## Text segment
####

Senior Judge of the United States District Court for the Eastern District of Pennsylvania
- In office July 1, 1982 – April 23, 1991

Chief Judge of the United States District Court for the Eastern District of Pennsylvania
- In office 1971–1982
- Preceded by: John W. Lord Jr.
- Succeeded by: Alfred Leopold Luongo

Judge of the United States District Court for the Eastern District of Pennsylvania
- In office September 15, 1961 – July 1, 1982
- Appointed by: John F. Kennedy
- Preceded by: Seat established by 75 Stat. 80
- Succeeded by: Marvin Katz

Personal details
- Born: Joseph Simon Lord III May 21, 1912 Philadelphia, Pennsylvania
- Died: April 23, 1991 (aged 78) Philadelphia, Pennsylvania
- Education: University of Pennsylvania (A.B.) University of Pennsylvania Law School (LL.B.)

= Joseph Simon Lord III =

American judge

Joseph Simon Lord III (May 21, 1912 – April 23, 1991) was a United States district judge of the United States District Court for the Eastern District of Pennsylvania.

==Education and career==

Born in the Germantown neighborhood of Philadelphia, Pennsylvania, Lord received an Artium Baccalaureus degree from the University of Pennsylvania in 1933, where he was captain of the boxing team his senior year. He received a Bachelor of Laws from the University of Pennsylvania Law School in 1936. Lord was in private practice in Philadelphia from 1936 to 1961, interrupted by service in the United States Navy from 1942 to 1945. When he returned to Philadelphia after his military service, Lord became a partner in Richter, Lord & Levy. While in private practice, Lord defended several unpopular clients, ranging from Communists during the McCarthy era (who were acquitted on appeal), to Philadelphia's democratic boss William J. Green Jr. He became the United States Attorney for the Eastern District of Pennsylvania for a brief period in 1961.

####

## Extracted material
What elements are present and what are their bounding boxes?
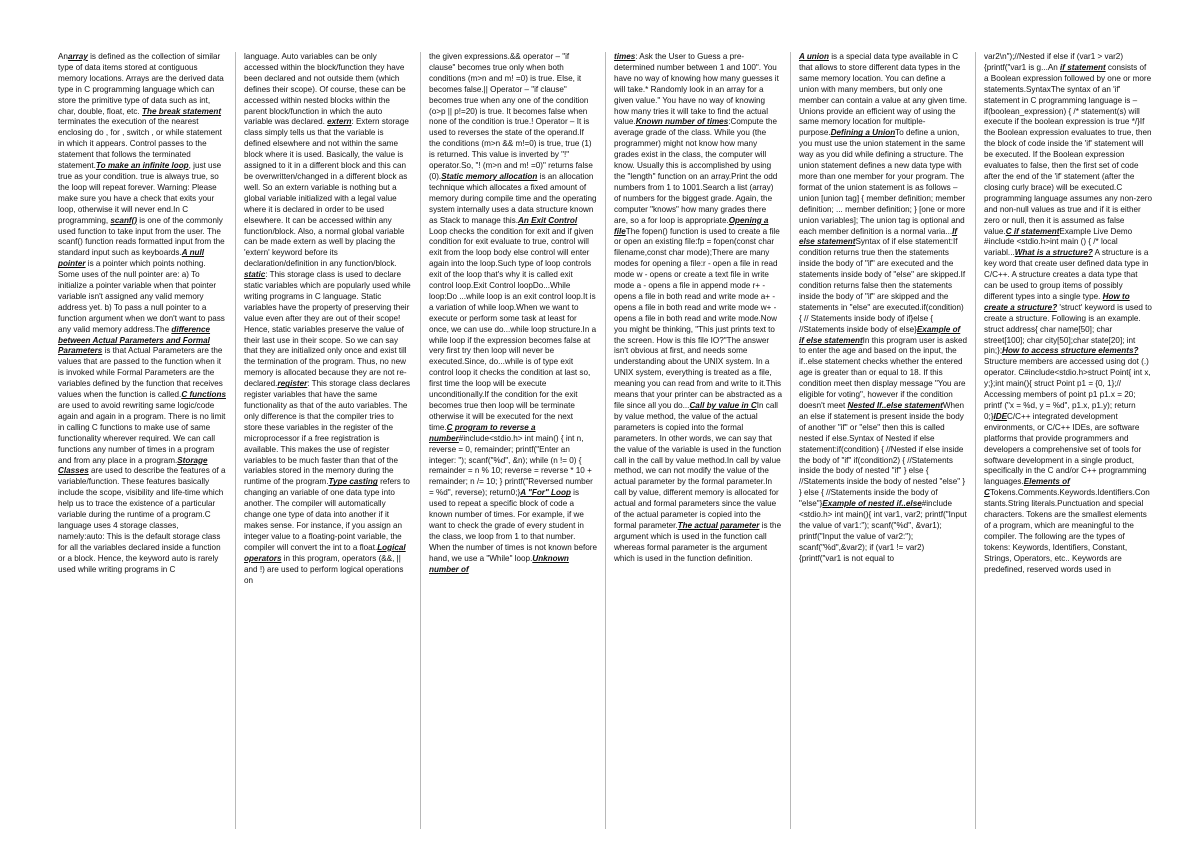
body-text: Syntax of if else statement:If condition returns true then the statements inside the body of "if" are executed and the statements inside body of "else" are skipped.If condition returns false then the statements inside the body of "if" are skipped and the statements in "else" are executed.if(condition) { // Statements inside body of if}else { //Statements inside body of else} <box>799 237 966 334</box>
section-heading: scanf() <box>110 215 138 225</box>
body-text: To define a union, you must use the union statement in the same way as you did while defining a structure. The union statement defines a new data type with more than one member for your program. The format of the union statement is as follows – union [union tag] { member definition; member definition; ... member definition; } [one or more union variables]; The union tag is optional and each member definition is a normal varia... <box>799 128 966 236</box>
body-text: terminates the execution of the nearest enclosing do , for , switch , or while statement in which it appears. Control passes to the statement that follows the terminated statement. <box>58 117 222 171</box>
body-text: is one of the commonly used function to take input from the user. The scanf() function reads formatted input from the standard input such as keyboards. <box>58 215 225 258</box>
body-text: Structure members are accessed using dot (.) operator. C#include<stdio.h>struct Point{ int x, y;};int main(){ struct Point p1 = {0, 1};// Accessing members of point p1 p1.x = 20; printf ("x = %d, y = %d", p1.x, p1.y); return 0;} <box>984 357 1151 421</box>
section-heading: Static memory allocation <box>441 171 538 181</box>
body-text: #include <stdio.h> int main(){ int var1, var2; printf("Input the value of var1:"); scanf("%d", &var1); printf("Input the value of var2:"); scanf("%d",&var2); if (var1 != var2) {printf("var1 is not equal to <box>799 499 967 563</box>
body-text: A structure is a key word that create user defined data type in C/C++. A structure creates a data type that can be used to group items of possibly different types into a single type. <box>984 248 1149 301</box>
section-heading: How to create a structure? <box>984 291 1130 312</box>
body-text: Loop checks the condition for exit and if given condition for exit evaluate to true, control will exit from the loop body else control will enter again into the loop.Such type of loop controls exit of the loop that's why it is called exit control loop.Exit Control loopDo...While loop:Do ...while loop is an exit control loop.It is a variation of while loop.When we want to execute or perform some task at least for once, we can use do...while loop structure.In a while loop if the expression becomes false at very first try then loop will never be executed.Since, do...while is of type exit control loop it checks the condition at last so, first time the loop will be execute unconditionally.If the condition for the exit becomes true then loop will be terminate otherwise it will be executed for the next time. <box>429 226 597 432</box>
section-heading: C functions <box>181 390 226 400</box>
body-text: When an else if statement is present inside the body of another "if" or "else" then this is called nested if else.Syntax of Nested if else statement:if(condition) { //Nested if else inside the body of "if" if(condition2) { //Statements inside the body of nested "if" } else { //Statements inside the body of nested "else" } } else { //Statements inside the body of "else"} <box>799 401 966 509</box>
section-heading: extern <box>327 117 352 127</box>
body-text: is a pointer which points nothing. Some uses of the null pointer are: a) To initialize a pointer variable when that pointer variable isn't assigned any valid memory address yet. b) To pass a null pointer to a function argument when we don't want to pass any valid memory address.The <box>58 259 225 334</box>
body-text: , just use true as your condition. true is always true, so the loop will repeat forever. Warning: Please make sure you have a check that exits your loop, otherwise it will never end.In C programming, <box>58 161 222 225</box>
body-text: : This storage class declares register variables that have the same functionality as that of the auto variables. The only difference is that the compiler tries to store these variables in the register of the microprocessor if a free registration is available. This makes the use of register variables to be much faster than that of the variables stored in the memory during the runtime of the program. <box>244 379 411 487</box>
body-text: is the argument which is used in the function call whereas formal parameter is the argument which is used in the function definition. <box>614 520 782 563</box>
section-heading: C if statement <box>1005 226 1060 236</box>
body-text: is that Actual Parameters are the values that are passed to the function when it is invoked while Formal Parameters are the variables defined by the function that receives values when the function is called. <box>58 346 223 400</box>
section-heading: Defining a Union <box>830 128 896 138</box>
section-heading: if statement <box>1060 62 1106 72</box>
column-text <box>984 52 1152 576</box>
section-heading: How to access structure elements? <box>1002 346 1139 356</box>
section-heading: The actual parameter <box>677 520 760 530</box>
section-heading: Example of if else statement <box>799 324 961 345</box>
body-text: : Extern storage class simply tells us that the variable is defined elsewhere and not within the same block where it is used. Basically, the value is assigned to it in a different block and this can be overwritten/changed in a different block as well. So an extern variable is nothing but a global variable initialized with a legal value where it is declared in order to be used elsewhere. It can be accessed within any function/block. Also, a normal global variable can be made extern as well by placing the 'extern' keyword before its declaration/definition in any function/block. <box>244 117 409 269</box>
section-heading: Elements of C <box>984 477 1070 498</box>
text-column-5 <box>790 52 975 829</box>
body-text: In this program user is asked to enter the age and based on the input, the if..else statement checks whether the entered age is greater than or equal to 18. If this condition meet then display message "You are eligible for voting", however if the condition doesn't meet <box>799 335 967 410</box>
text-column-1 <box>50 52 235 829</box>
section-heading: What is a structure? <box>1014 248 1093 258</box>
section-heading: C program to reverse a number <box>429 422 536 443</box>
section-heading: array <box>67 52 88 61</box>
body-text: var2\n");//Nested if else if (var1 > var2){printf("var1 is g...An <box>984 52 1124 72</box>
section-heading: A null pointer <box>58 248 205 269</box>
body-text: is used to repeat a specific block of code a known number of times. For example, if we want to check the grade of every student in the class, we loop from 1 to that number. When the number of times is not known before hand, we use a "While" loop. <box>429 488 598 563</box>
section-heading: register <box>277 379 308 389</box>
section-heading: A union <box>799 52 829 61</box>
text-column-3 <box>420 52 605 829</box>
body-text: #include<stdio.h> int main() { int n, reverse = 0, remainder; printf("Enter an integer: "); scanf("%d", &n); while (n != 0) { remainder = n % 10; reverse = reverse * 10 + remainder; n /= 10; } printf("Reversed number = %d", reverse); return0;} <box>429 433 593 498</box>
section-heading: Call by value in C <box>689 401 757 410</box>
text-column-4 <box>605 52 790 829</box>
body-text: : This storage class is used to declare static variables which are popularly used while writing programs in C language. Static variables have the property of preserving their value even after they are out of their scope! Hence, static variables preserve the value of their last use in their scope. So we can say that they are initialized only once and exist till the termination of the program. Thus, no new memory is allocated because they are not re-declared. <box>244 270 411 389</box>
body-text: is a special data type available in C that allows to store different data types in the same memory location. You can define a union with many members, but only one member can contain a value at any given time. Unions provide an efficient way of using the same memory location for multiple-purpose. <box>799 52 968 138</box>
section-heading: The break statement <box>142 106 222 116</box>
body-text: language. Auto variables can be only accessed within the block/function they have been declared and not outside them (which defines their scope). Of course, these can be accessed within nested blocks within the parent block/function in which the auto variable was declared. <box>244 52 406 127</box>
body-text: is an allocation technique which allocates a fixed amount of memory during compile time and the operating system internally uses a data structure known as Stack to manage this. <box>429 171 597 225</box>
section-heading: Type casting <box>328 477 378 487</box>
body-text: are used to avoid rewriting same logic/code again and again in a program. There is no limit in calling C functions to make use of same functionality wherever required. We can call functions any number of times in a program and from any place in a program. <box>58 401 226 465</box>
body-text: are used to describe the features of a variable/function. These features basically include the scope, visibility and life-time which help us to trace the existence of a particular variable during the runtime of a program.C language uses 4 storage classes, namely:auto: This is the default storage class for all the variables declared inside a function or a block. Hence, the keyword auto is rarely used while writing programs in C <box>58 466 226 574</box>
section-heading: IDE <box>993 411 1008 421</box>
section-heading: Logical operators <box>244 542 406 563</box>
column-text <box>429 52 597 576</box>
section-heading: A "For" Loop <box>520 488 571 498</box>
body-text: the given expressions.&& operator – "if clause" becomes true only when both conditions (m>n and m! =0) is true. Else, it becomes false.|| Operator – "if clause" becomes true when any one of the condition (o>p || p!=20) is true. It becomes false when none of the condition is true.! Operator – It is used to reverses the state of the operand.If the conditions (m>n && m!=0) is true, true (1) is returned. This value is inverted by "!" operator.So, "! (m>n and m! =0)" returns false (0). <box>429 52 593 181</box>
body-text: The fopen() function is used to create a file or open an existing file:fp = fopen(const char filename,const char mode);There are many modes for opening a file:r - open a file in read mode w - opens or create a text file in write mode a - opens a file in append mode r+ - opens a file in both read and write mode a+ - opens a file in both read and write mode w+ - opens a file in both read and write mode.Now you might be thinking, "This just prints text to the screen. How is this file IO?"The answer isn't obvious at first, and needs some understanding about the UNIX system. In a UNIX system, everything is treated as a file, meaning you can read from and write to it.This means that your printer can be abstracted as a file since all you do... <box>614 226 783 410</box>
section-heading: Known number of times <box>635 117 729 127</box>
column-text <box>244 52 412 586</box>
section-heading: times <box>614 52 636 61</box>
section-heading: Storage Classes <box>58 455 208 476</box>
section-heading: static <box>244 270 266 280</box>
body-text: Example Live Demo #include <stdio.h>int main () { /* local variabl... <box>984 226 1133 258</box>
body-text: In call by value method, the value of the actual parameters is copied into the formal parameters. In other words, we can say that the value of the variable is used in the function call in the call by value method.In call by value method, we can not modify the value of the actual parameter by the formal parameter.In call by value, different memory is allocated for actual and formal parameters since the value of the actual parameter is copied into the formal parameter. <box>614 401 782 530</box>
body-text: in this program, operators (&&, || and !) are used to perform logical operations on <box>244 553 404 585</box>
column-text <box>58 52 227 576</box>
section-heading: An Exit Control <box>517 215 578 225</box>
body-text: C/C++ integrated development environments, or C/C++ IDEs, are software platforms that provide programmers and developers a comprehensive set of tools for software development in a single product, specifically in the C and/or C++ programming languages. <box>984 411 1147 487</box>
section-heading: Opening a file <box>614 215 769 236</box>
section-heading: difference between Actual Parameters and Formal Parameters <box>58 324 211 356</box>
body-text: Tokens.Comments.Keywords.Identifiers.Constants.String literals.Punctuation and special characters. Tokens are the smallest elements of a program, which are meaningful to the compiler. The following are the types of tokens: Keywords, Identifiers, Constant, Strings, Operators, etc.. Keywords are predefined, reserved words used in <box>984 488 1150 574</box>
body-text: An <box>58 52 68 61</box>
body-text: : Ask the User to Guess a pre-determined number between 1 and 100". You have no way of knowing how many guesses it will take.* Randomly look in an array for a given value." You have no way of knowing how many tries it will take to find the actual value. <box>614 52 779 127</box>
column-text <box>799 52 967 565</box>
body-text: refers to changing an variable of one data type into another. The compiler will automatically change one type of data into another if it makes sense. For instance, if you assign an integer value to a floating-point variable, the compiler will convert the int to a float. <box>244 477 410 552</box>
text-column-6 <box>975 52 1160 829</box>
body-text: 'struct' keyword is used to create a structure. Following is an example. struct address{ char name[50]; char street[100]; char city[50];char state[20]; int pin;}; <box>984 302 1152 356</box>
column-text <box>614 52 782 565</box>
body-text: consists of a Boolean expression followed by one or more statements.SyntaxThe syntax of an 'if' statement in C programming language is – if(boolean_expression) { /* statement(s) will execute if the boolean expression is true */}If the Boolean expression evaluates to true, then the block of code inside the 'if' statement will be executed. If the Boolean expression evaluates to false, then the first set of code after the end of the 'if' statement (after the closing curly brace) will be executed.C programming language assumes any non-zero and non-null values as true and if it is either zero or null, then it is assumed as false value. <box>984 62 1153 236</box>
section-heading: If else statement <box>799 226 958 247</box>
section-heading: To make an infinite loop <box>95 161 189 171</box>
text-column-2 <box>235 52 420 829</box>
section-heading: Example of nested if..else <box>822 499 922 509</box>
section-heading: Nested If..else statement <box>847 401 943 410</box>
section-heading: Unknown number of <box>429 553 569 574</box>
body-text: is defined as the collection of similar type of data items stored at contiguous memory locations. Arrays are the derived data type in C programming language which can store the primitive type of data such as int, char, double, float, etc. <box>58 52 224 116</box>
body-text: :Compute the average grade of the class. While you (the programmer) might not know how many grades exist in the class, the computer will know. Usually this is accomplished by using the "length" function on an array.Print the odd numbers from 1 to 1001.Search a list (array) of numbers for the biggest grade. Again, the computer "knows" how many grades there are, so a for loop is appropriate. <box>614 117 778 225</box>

####

## Challenges
- 1) Reproduce word for word the passage of the Joseph Simon Lord III biography starting with "Senior Judge of" and going on through "W. Lord Jr.".
- 2) Does each statement agree with the Joseph Simon Lord III biography? Answer yes or no, and quote the deciding words of the biography exactly.
(a) Lord received his Bachelor of Laws in 1933.
(b) Lord served in the United States Navy from 1942 to 1945.
(c) Lord captained the boxing team in his senior year at the University of Pennsylvania.
- 3) How would the Joseph Simon Lord III biography go on? Extend it from where it stops.

## Final answers
- 1)
Senior Judge of the United States District Court for the Eastern District of Pennsylvania
- In office July 1, 1982 – April 23, 1991

Chief Judge of the United States District Court for the Eastern District of Pennsylvania
- In office 1971–1982
- Preceded by: John W. Lord Jr.

- 2)
(a) No: "He received a Bachelor of Laws from the University of Pennsylvania Law School in 1936."
(b) Yes: "interrupted by service in the United States Navy from 1942 to 1945."
(c) Yes: "where he was captain of the boxing team his senior year."

- 3)
==Federal judicial service==

Lord was nominated by President John F. Kennedy on August 31, 1961, to the United States District Court for the Eastern District of Pennsylvania, to a new seat authorized by 75 Stat. 80. He was confirmed by the United States Senate on September 14, 1961, and received his commission on September 15, 1961. He was a member of the Judicial Panel on Multidistrict Litigation from 1968 to 1978. He served as Chief Judge from 1971 to 1982. He assumed senior status on July 1, 1982. His service terminated on April 23, 1991, due to his death in Philadelphia.

===Notable cases and judicial anecdotes===

In 1967, Lord agreed with the National Association for the Advancement of Colored People and invalidated a clause in the 1831 will of philanthropist Stephen Girard, which had restricted scholarships at Girard College to "poor, white, fatherless boys". Lord also infuriated Philadelphia mayor James Tate by interpreting the First Amendment to invalidate the city's refusal to allow anti-Vietnam War groups to use John F. Kennedy Stadium in Philadelphia for a rock concert. In 1971 Lord overturned a recently passed state law that cut off loans or scholarships to students for "moral turpitude", viewing that legislative response to student protests illegal. The following year, Lord struck down a national wiretap law as illegal.

One of his favorite stories involved a golf game after the judge (a prominent liberal) issued a decision invalidating parochial school vouchers. When Lord asked Cardinal John Krol (well known for his conservative views) what his handicap was, Krol quipped back, "you are." In Randazzo v. Eagle-Picher Industries, Inc., 117 F.R.D. 557 (ED Pa 1987), Lord famously wrote, "Counsel brazenly, discourteously, defiantly, arrogantly, insultingly and under the circumstances rather obtusely threw back into my face the very allegations I had held insufficient by reiterating and incorporating those same crippled paragraphs. The so-called 'amended complaint' itself cheekily informs me that these paragraphs allege the states of incorporation or principal places of business of the defendant corporations. Of course, any law school student knows that both the state of incorporation and principal place of business must be diverse, but I suppose I can hardly expect any more from counsel whose familiarity with Title 28 U.S.C. § 1332 could be no more than a friendly wave from a distance visible only through a powerful telescope".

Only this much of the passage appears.